The entire listing is to be repeated verbatim.

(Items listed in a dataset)
:::::
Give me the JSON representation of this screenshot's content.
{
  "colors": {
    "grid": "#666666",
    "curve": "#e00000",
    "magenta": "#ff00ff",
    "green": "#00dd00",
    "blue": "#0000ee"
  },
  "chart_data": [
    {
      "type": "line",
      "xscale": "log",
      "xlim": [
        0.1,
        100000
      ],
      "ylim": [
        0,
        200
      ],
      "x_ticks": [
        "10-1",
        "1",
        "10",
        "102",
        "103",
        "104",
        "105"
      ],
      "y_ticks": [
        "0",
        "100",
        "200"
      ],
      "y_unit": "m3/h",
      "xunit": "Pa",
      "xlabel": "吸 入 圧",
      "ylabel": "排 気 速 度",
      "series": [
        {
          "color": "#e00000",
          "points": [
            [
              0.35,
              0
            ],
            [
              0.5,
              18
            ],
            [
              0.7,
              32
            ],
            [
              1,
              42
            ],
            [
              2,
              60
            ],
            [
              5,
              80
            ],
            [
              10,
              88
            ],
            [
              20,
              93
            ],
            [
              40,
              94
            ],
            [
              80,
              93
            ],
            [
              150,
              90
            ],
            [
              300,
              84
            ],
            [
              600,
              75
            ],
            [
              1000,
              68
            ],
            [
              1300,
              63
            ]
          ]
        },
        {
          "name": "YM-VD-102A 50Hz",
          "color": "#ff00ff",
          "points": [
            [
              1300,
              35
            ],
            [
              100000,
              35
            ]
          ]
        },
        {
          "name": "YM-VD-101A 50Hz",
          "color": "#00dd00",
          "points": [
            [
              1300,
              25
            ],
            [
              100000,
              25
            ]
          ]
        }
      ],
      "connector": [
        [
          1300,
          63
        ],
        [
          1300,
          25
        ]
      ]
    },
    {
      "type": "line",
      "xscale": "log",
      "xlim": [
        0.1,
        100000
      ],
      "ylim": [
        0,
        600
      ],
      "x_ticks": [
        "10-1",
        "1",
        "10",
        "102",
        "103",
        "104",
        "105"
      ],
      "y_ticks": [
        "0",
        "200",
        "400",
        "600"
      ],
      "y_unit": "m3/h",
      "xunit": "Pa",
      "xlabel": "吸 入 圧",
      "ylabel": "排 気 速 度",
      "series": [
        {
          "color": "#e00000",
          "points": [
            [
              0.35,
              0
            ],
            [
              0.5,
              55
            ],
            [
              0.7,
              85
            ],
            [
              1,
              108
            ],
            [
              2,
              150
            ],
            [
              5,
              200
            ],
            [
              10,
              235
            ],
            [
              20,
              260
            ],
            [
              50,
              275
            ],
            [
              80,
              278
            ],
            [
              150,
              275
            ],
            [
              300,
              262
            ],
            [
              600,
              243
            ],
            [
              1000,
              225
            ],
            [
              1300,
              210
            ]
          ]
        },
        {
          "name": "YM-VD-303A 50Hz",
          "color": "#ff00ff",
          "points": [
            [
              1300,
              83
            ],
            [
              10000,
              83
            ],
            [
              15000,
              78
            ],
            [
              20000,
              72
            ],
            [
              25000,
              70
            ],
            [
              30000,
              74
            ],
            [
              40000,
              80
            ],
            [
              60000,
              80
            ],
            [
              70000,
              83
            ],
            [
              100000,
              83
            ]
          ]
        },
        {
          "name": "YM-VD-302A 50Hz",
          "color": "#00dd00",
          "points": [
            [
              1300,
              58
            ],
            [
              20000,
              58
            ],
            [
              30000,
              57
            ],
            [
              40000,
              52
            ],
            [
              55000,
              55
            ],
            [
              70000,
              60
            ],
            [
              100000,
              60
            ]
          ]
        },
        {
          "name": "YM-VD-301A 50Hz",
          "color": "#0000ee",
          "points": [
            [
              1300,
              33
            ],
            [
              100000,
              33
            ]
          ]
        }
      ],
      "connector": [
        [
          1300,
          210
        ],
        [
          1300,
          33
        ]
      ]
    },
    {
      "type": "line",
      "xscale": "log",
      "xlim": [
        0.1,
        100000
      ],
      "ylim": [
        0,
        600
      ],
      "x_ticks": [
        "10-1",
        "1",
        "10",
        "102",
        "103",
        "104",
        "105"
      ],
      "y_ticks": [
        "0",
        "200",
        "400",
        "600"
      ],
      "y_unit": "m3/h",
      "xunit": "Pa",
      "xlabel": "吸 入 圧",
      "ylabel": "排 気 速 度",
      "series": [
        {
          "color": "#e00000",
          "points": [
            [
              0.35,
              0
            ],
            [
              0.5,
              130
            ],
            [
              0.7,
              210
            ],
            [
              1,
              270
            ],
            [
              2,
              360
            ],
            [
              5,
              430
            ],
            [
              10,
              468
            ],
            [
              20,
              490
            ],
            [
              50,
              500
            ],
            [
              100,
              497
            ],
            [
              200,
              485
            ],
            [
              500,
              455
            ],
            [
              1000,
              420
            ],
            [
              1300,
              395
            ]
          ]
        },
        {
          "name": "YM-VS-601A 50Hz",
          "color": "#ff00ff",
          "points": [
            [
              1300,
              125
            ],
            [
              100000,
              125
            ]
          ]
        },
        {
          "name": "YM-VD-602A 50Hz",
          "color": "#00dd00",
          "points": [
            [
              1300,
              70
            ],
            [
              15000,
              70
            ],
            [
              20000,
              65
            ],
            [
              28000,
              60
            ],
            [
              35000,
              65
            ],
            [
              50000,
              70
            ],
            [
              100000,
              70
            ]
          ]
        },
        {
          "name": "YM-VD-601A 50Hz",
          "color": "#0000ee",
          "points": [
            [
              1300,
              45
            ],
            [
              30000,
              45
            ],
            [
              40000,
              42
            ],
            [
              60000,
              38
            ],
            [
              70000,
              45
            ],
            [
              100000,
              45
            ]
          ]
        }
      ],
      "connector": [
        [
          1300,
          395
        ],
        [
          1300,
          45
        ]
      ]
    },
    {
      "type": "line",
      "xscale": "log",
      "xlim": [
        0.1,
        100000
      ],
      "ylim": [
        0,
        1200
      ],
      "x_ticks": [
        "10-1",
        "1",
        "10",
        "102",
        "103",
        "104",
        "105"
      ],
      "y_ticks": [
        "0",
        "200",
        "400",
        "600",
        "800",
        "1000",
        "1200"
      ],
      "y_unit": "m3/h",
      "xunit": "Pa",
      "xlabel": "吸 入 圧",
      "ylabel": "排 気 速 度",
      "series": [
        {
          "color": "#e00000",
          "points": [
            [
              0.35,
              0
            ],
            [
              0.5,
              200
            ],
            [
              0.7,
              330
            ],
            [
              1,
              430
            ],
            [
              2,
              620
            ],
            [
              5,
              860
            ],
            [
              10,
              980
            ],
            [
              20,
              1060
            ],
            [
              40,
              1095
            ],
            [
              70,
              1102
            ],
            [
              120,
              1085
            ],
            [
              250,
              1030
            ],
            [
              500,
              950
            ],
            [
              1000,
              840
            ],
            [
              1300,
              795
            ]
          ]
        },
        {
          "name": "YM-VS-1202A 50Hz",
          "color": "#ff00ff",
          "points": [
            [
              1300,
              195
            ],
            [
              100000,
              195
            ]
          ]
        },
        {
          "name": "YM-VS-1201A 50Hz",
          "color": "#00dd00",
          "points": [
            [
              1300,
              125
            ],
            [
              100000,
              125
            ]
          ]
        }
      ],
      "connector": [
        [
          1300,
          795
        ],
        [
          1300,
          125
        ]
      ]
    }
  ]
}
:::::
● Written solution:
Give me the JSON representation of this screenshot's content.
{
  "colors": {
    "grid": "#666666",
    "curve": "#e00000",
    "magenta": "#ff00ff",
    "green": "#00dd00",
    "blue": "#0000ee"
  },
  "chart_data": [
    {
      "type": "line",
      "xscale": "log",
      "xlim": [
        0.1,
        100000
      ],
      "ylim": [
        0,
        200
      ],
      "x_ticks": [
        "10-1",
        "1",
        "10",
        "102",
        "103",
        "104",
        "105"
      ],
      "y_ticks": [
        "0",
        "100",
        "200"
      ],
      "y_unit": "m3/h",
      "xunit": "Pa",
      "xlabel": "吸 入 圧",
      "ylabel": "排 気 速 度",
      "series": [
        {
          "color": "#e00000",
          "points": [
            [
              0.35,
              0
            ],
            [
              0.5,
              18
            ],
            [
              0.7,
              32
            ],
            [
              1,
              42
            ],
            [
              2,
              60
            ],
            [
              5,
              80
            ],
            [
              10,
              88
            ],
            [
              20,
              93
            ],
            [
              40,
              94
            ],
            [
              80,
              93
            ],
            [
              150,
              90
            ],
            [
              300,
              84
            ],
            [
              600,
              75
            ],
            [
              1000,
              68
            ],
            [
              1300,
              63
            ]
          ]
        },
        {
          "name": "YM-VD-102A 50Hz",
          "color": "#ff00ff",
          "points": [
            [
              1300,
              35
            ],
            [
              100000,
              35
            ]
          ]
        },
        {
          "name": "YM-VD-101A 50Hz",
          "color": "#00dd00",
          "points": [
            [
              1300,
              25
            ],
            [
              100000,
              25
            ]
          ]
        }
      ],
      "connector": [
        [
          1300,
          63
        ],
        [
          1300,
          25
        ]
      ]
    },
    {
      "type": "line",
      "xscale": "log",
      "xlim": [
        0.1,
        100000
      ],
      "ylim": [
        0,
        600
      ],
      "x_ticks": [
        "10-1",
        "1",
        "10",
        "102",
        "103",
        "104",
        "105"
      ],
      "y_ticks": [
        "0",
        "200",
        "400",
        "600"
      ],
      "y_unit": "m3/h",
      "xunit": "Pa",
      "xlabel": "吸 入 圧",
      "ylabel": "排 気 速 度",
      "series": [
        {
          "color": "#e00000",
          "points": [
            [
              0.35,
              0
            ],
            [
              0.5,
              55
            ],
            [
              0.7,
              85
            ],
            [
              1,
              108
            ],
            [
              2,
              150
            ],
            [
              5,
              200
            ],
            [
              10,
              235
            ],
            [
              20,
              260
            ],
            [
              50,
              275
            ],
            [
              80,
              278
            ],
            [
              150,
              275
            ],
            [
              300,
              262
            ],
            [
              600,
              243
            ],
            [
              1000,
              225
            ],
            [
              1300,
              210
            ]
          ]
        },
        {
          "name": "YM-VD-303A 50Hz",
          "color": "#ff00ff",
          "points": [
            [
              1300,
              83
            ],
            [
              10000,
              83
            ],
            [
              15000,
              78
            ],
            [
              20000,
              72
            ],
            [
              25000,
              70
            ],
            [
              30000,
              74
            ],
            [
              40000,
              80
            ],
            [
              60000,
              80
            ],
            [
              70000,
              83
            ],
            [
              100000,
              83
            ]
          ]
        },
        {
          "name": "YM-VD-302A 50Hz",
          "color": "#00dd00",
          "points": [
            [
              1300,
              58
            ],
            [
              20000,
              58
            ],
            [
              30000,
              57
            ],
            [
              40000,
              52
            ],
            [
              55000,
              55
            ],
            [
              70000,
              60
            ],
            [
              100000,
              60
            ]
          ]
        },
        {
          "name": "YM-VD-301A 50Hz",
          "color": "#0000ee",
          "points": [
            [
              1300,
              33
            ],
            [
              100000,
              33
            ]
          ]
        }
      ],
      "connector": [
        [
          1300,
          210
        ],
        [
          1300,
          33
        ]
      ]
    },
    {
      "type": "line",
      "xscale": "log",
      "xlim": [
        0.1,
        100000
      ],
      "ylim": [
        0,
        600
      ],
      "x_ticks": [
        "10-1",
        "1",
        "10",
        "102",
        "103",
        "104",
        "105"
      ],
      "y_ticks": [
        "0",
        "200",
        "400",
        "600"
      ],
      "y_unit": "m3/h",
      "xunit": "Pa",
      "xlabel": "吸 入 圧",
      "ylabel": "排 気 速 度",
      "series": [
        {
          "color": "#e00000",
          "points": [
            [
              0.35,
              0
            ],
            [
              0.5,
              130
            ],
            [
              0.7,
              210
            ],
            [
              1,
              270
            ],
            [
              2,
              360
            ],
            [
              5,
              430
            ],
            [
              10,
              468
            ],
            [
              20,
              490
            ],
            [
              50,
              500
            ],
            [
              100,
              497
            ],
            [
              200,
              485
            ],
            [
              500,
              455
            ],
            [
              1000,
              420
            ],
            [
              1300,
              395
            ]
          ]
        },
        {
          "name": "YM-VS-601A 50Hz",
          "color": "#ff00ff",
          "points": [
            [
              1300,
              125
            ],
            [
              100000,
              125
            ]
          ]
        },
        {
          "name": "YM-VD-602A 50Hz",
          "color": "#00dd00",
          "points": [
            [
              1300,
              70
            ],
            [
              15000,
              70
            ],
            [
              20000,
              65
            ],
            [
              28000,
              60
            ],
            [
              35000,
              65
            ],
            [
              50000,
              70
            ],
            [
              100000,
              70
            ]
          ]
        },
        {
          "name": "YM-VD-601A 50Hz",
          "color": "#0000ee",
          "points": [
            [
              1300,
              45
            ],
            [
              30000,
              45
            ],
            [
              40000,
              42
            ],
            [
              60000,
              38
            ],
            [
              70000,
              45
            ],
            [
              100000,
              45
            ]
          ]
        }
      ],
      "connector": [
        [
          1300,
          395
        ],
        [
          1300,
          45
        ]
      ]
    },
    {
      "type": "line",
      "xscale": "log",
      "xlim": [
        0.1,
        100000
      ],
      "ylim": [
        0,
        1200
      ],
      "x_ticks": [
        "10-1",
        "1",
        "10",
        "102",
        "103",
        "104",
        "105"
      ],
      "y_ticks": [
        "0",
        "200",
        "400",
        "600",
        "800",
        "1000",
        "1200"
      ],
      "y_unit": "m3/h",
      "xunit": "Pa",
      "xlabel": "吸 入 圧",
      "ylabel": "排 気 速 度",
      "series": [
        {
          "color": "#e00000",
          "points": [
            [
              0.35,
              0
            ],
            [
              0.5,
              200
            ],
            [
              0.7,
              330
            ],
            [
              1,
              430
            ],
            [
              2,
              620
            ],
            [
              5,
              860
            ],
            [
              10,
              980
            ],
            [
              20,
              1060
            ],
            [
              40,
              1095
            ],
            [
              70,
              1102
            ],
            [
              120,
              1085
            ],
            [
              250,
              1030
            ],
            [
              500,
              950
            ],
            [
              1000,
              840
            ],
            [
              1300,
              795
            ]
          ]
        },
        {
          "name": "YM-VS-1202A 50Hz",
          "color": "#ff00ff",
          "points": [
            [
              1300,
              195
            ],
            [
              100000,
              195
            ]
          ]
        },
        {
          "name": "YM-VS-1201A 50Hz",
          "color": "#00dd00",
          "points": [
            [
              1300,
              125
            ],
            [
              100000,
              125
            ]
          ]
        }
      ],
      "connector": [
        [
          1300,
          795
        ],
        [
          1300,
          125
        ]
      ]
    }
  ]
}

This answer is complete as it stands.